-- START OF Exercise input --
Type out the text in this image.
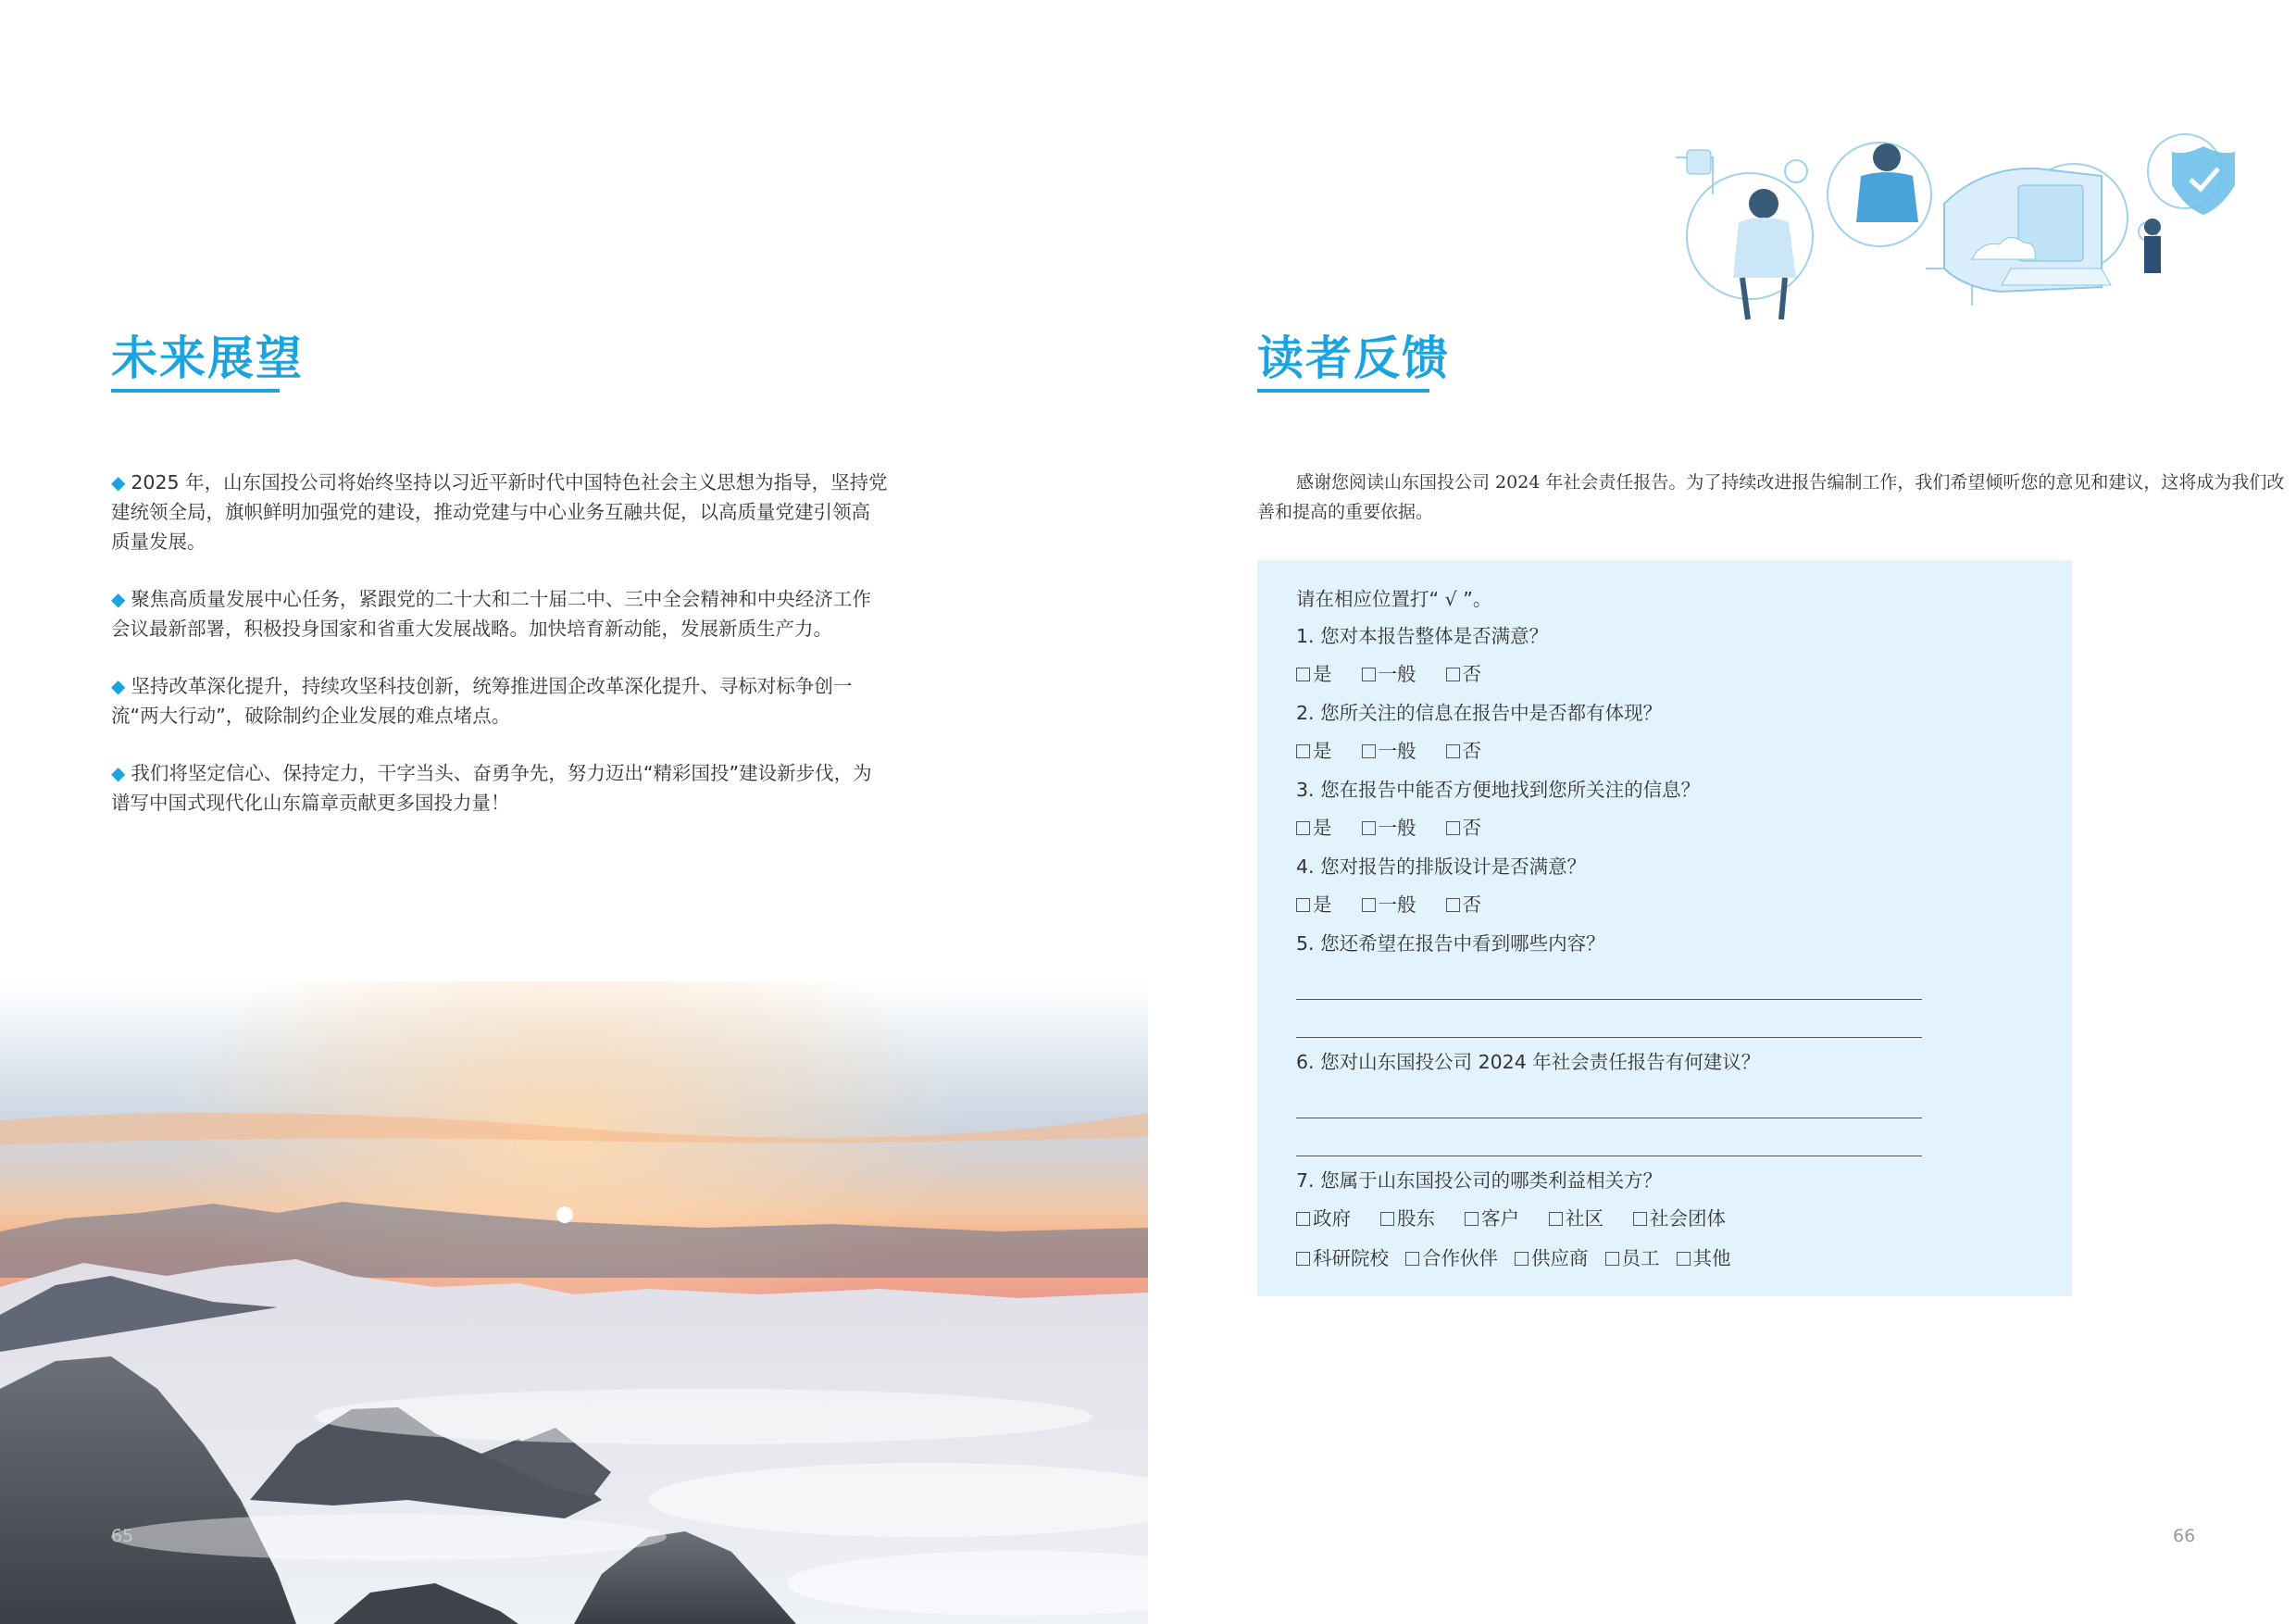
未来展望

◆ 2025 年，山东国投公司将始终坚持以习近平新时代中国特色社会主义思想为指导，坚持党建统领全局，旗帜鲜明加强党的建设，推动党建与中心业务互融共促，以高质量党建引领高质量发展。

◆ 聚焦高质量发展中心任务，紧跟党的二十大和二十届二中、三中全会精神和中央经济工作会议最新部署，积极投身国家和省重大发展战略。加快培育新动能，发展新质生产力。

◆ 坚持改革深化提升，持续攻坚科技创新，统筹推进国企改革深化提升、寻标对标争创一流“两大行动”，破除制约企业发展的难点堵点。

◆ 我们将坚定信心、保持定力，干字当头、奋勇争先，努力迈出“精彩国投”建设新步伐，为谱写中国式现代化山东篇章贡献更多国投力量！

65
读者反馈

感谢您阅读山东国投公司 2024 年社会责任报告。为了持续改进报告编制工作，我们希望倾听您的意见和建议，这将成为我们改善和提高的重要依据。

请在相应位置打“ √ ”。

1. 您对本报告整体是否满意？

是	一般	否

2. 您所关注的信息在报告中是否都有体现？

是	一般	否

3. 您在报告中能否方便地找到您所关注的信息？

是	一般	否

4. 您对报告的排版设计是否满意？

是	一般	否

5. 您还希望在报告中看到哪些内容？

6. 您对山东国投公司 2024 年社会责任报告有何建议？

7. 您属于山东国投公司的哪类利益相关方？

政府	股东	客户	社区	社会团体
科研院校	合作伙伴	供应商	员工	其他
66
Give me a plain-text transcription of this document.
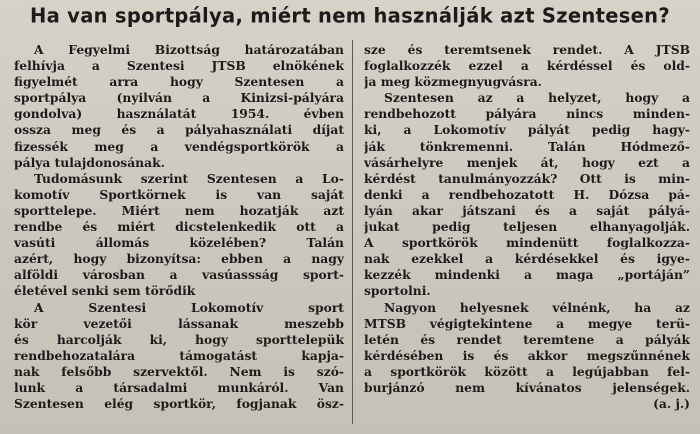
Ha van sportpálya, miért nem használják azt Szentesen?
A Fegyelmi Bizottság határozatában
felhívja a Szentesi JTSB elnökének
figyelmét arra hogy Szentesen a
sportpálya (nyilván a Kinizsi-pályára
gondolva) használatát 1954. évben
ossza meg és a pályahasználati díjat
fizessék meg a vendégsportkörök a
pálya tulajdonosának.
Tudomásunk szerint Szentesen a Lo-
komotív Sportkörnek is van saját
sporttelepe. Miért nem hozatják azt
rendbe és miért dicstelenkedik ott a
vasúti állomás közelében? Talán
azért, hogy bizonyítsa: ebben a nagy
alföldi városban a vasúassság sport-
életével senki sem törődik
A Szentesi Lokomotív sport
kör vezetői lássanak meszebb
és harcolják ki, hogy sporttelepük
rendbehozatalára támogatást kapja-
nak felsőbb szervektől. Nem is szó-
lunk a társadalmi munkáról. Van
Szentesen elég sportkör, fogjanak ösz-
sze és teremtsenek rendet. A JTSB
foglalkozzék ezzel a kérdéssel és old-
ja meg közmegnyugvásra.
Szentesen az a helyzet, hogy a
rendbehozott pályára nincs minden-
ki, a Lokomotív pályát pedig hagy-
ják tönkremenni. Talán Hódmező-
vásárhelyre menjek át, hogy ezt a
kérdést tanulmányozzák? Ott is min-
denki a rendbehozatott H. Dózsa pá-
lyán akar játszani és a saját pályá-
jukat pedig teljesen elhanyagolják.
A sportkörök mindenütt foglalkozza-
nak ezekkel a kérdésekkel és igye-
kezzék mindenki a maga „portáján”
sportolni.
Nagyon helyesnek vélnénk, ha az
MTSB végigtekintene a megye terü-
letén és rendet teremtene a pályák
kérdésében is és akkor megszűnnének
a sportkörök között a legújabban fel-
burjánzó nem kívánatos jelenségek.
(a. j.)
-- END OF Exercise input --
Show the lines of the data that hold the word "Lokomotív".

A Szentesi Lokomotív sport
ki, a Lokomotív pályát pedig hagy-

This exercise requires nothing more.